GOAL: Carry none of the pictures over; set down the material below exactly.

-------- RECORDS PROVIDED

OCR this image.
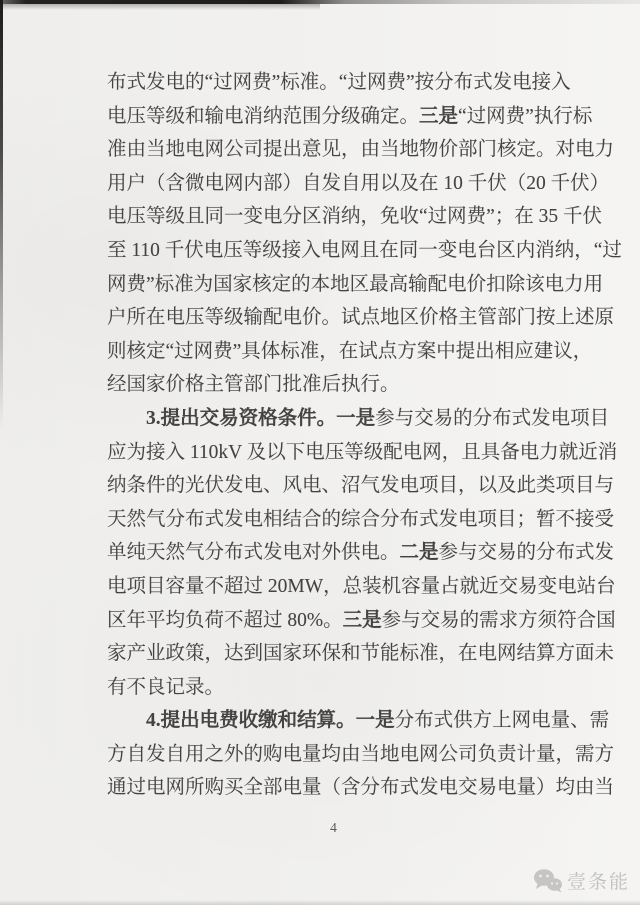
布式发电的“过网费”标准。“过网费”按分布式发电接入
电压等级和输电消纳范围分级确定。三是“过网费”执行标
准由当地电网公司提出意见，由当地物价部门核定。对电力
用户（含微电网内部）自发自用以及在 10 千伏（20 千伏）
电压等级且同一变电分区消纳，免收“过网费”；在 35 千伏
至 110 千伏电压等级接入电网且在同一变电台区内消纳，“过
网费”标准为国家核定的本地区最高输配电价扣除该电力用
户所在电压等级输配电价。试点地区价格主管部门按上述原
则核定“过网费”具体标准，在试点方案中提出相应建议，
经国家价格主管部门批准后执行。
3.提出交易资格条件。一是参与交易的分布式发电项目
应为接入 110kV 及以下电压等级配电网，且具备电力就近消
纳条件的光伏发电、风电、沼气发电项目，以及此类项目与
天然气分布式发电相结合的综合分布式发电项目；暂不接受
单纯天然气分布式发电对外供电。二是参与交易的分布式发
电项目容量不超过 20MW，总装机容量占就近交易变电站台
区年平均负荷不超过 80%。三是参与交易的需求方须符合国
家产业政策，达到国家环保和节能标准，在电网结算方面未
有不良记录。
4.提出电费收缴和结算。一是分布式供方上网电量、需
方自发自用之外的购电量均由当地电网公司负责计量，需方
通过电网所购买全部电量（含分布式发电交易电量）均由当
4
壹条能
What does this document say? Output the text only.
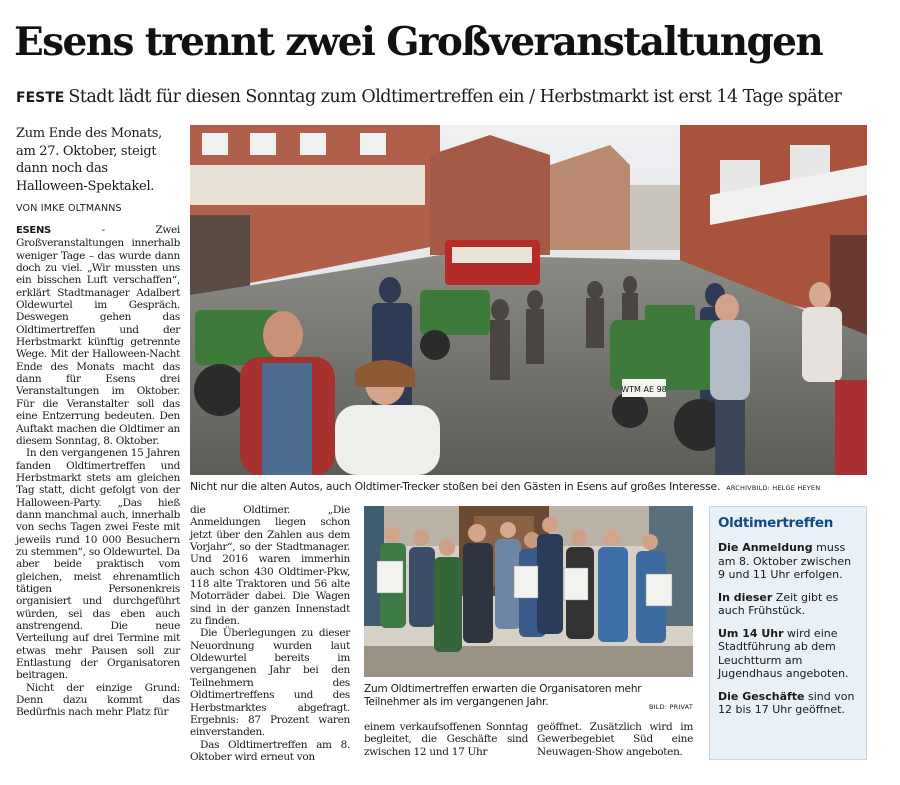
Esens trennt zwei Großveranstaltungen
FESTE Stadt lädt für diesen Sonntag zum Oldtimertreffen ein / Herbstmarkt ist erst 14 Tage später
Zum Ende des Monats, am 27. Oktober, steigt dann noch das Halloween-Spektakel.
VON IMKE OLTMANNS

ESENS - Zwei Großveranstaltungen innerhalb weniger Tage – das wurde dann doch zu viel. „Wir mussten uns ein bisschen Luft verschaffen“, erklärt Stadtmanager Adalbert Oldewurtel im Gespräch. Deswegen gehen das Oldtimertreffen und der Herbstmarkt künftig getrennte Wege. Mit der Halloween-Nacht Ende des Monats macht das dann für Esens drei Veranstaltungen im Oktober. Für die Veranstalter soll das eine Entzerrung bedeuten. Den Auftakt machen die Oldtimer an diesem Sonntag, 8. Oktober.

In den vergangenen 15 Jahren fanden Oldtimertreffen und Herbstmarkt stets am gleichen Tag statt, dicht gefolgt von der Halloween-Party. „Das hieß dann manchmal auch, innerhalb von sechs Tagen zwei Feste mit jeweils rund 10 000 Besuchern zu stemmen“, so Oldewurtel. Da aber beide praktisch vom gleichen, meist ehrenamtlich tätigen Personenkreis organisiert und durchgeführt würden, sei das eben auch anstrengend. Die neue Verteilung auf drei Termine mit etwas mehr Pausen soll zur Entlastung der Organisatoren beitragen.

Nicht der einzige Grund: Denn dazu kommt das Bedürfnis nach mehr Platz für

WTM AE 98
Nicht nur die alten Autos, auch Oldtimer-Trecker stoßen bei den Gästen in Esens auf großes Interesse. ARCHIVBILD: HELGE HEYEN

die Oldtimer. „Die Anmeldungen liegen schon jetzt über den Zahlen aus dem Vorjahr“, so der Stadtmanager. Und 2016 waren immerhin auch schon 430 Oldtimer-Pkw, 118 alte Traktoren und 56 alte Motorräder dabei. Die Wagen sind in der ganzen Innenstadt zu finden.

Die Überlegungen zu dieser Neuordnung wurden laut Oldewurtel bereits im vergangenen Jahr bei den Teilnehmern des Oldtimertreffens und des Herbstmarktes abgefragt. Ergebnis: 87 Prozent waren einverstanden.

Das Oldtimertreffen am 8. Oktober wird erneut von

Zum Oldtimertreffen erwarten die Organisatoren mehr Teilnehmer als im vergangenen Jahr.	BILD: PRIVAT
einem verkaufsoffenen Sonntag begleitet, die Geschäfte sind zwischen 12 und 17 Uhr
geöffnet. Zusätzlich wird im Gewerbegebiet Süd eine Neuwagen-Show angeboten.
Oldtimertreffen

Die Anmeldung muss am 8. Oktober zwischen 9 und 11 Uhr erfolgen.

In dieser Zeit gibt es auch Frühstück.

Um 14 Uhr wird eine Stadtführung ab dem Leuchtturm am Jugendhaus angeboten.

Die Geschäfte sind von 12 bis 17 Uhr geöffnet.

----------------

EXERCISE RESULT:
OCR this image.
布式发电的“过网费”标准。“过网费”按分布式发电接入
电压等级和输电消纳范围分级确定。三是“过网费”执行标
准由当地电网公司提出意见，由当地物价部门核定。对电力
用户（含微电网内部）自发自用以及在 10 千伏（20 千伏）
电压等级且同一变电分区消纳，免收“过网费”；在 35 千伏
至 110 千伏电压等级接入电网且在同一变电台区内消纳，“过
网费”标准为国家核定的本地区最高输配电价扣除该电力用
户所在电压等级输配电价。试点地区价格主管部门按上述原
则核定“过网费”具体标准，在试点方案中提出相应建议，
经国家价格主管部门批准后执行。
3.提出交易资格条件。一是参与交易的分布式发电项目
应为接入 110kV 及以下电压等级配电网，且具备电力就近消
纳条件的光伏发电、风电、沼气发电项目，以及此类项目与
天然气分布式发电相结合的综合分布式发电项目；暂不接受
单纯天然气分布式发电对外供电。二是参与交易的分布式发
电项目容量不超过 20MW，总装机容量占就近交易变电站台
区年平均负荷不超过 80%。三是参与交易的需求方须符合国
家产业政策，达到国家环保和节能标准，在电网结算方面未
有不良记录。
4.提出电费收缴和结算。一是分布式供方上网电量、需
方自发自用之外的购电量均由当地电网公司负责计量，需方
通过电网所购买全部电量（含分布式发电交易电量）均由当
4
壹条能
What does this document say? Output the text only.
Esens trennt zwei Großveranstaltungen
FESTE Stadt lädt für diesen Sonntag zum Oldtimertreffen ein / Herbstmarkt ist erst 14 Tage später
Zum Ende des Monats, am 27. Oktober, steigt dann noch das Halloween-Spektakel.
VON IMKE OLTMANNS

ESENS - Zwei Großveranstaltungen innerhalb weniger Tage – das wurde dann doch zu viel. „Wir mussten uns ein bisschen Luft verschaffen“, erklärt Stadtmanager Adalbert Oldewurtel im Gespräch. Deswegen gehen das Oldtimertreffen und der Herbstmarkt künftig getrennte Wege. Mit der Halloween-Nacht Ende des Monats macht das dann für Esens drei Veranstaltungen im Oktober. Für die Veranstalter soll das eine Entzerrung bedeuten. Den Auftakt machen die Oldtimer an diesem Sonntag, 8. Oktober.

In den vergangenen 15 Jahren fanden Oldtimertreffen und Herbstmarkt stets am gleichen Tag statt, dicht gefolgt von der Halloween-Party. „Das hieß dann manchmal auch, innerhalb von sechs Tagen zwei Feste mit jeweils rund 10 000 Besuchern zu stemmen“, so Oldewurtel. Da aber beide praktisch vom gleichen, meist ehrenamtlich tätigen Personenkreis organisiert und durchgeführt würden, sei das eben auch anstrengend. Die neue Verteilung auf drei Termine mit etwas mehr Pausen soll zur Entlastung der Organisatoren beitragen.

Nicht der einzige Grund: Denn dazu kommt das Bedürfnis nach mehr Platz für

WTM AE 98
Nicht nur die alten Autos, auch Oldtimer-Trecker stoßen bei den Gästen in Esens auf großes Interesse. ARCHIVBILD: HELGE HEYEN

die Oldtimer. „Die Anmeldungen liegen schon jetzt über den Zahlen aus dem Vorjahr“, so der Stadtmanager. Und 2016 waren immerhin auch schon 430 Oldtimer-Pkw, 118 alte Traktoren und 56 alte Motorräder dabei. Die Wagen sind in der ganzen Innenstadt zu finden.

Die Überlegungen zu dieser Neuordnung wurden laut Oldewurtel bereits im vergangenen Jahr bei den Teilnehmern des Oldtimertreffens und des Herbstmarktes abgefragt. Ergebnis: 87 Prozent waren einverstanden.

Das Oldtimertreffen am 8. Oktober wird erneut von

Zum Oldtimertreffen erwarten die Organisatoren mehr Teilnehmer als im vergangenen Jahr.	BILD: PRIVAT
einem verkaufsoffenen Sonntag begleitet, die Geschäfte sind zwischen 12 und 17 Uhr
geöffnet. Zusätzlich wird im Gewerbegebiet Süd eine Neuwagen-Show angeboten.
Oldtimertreffen

Die Anmeldung muss am 8. Oktober zwischen 9 und 11 Uhr erfolgen.

In dieser Zeit gibt es auch Frühstück.

Um 14 Uhr wird eine Stadtführung ab dem Leuchtturm am Jugendhaus angeboten.

Die Geschäfte sind von 12 bis 17 Uhr geöffnet.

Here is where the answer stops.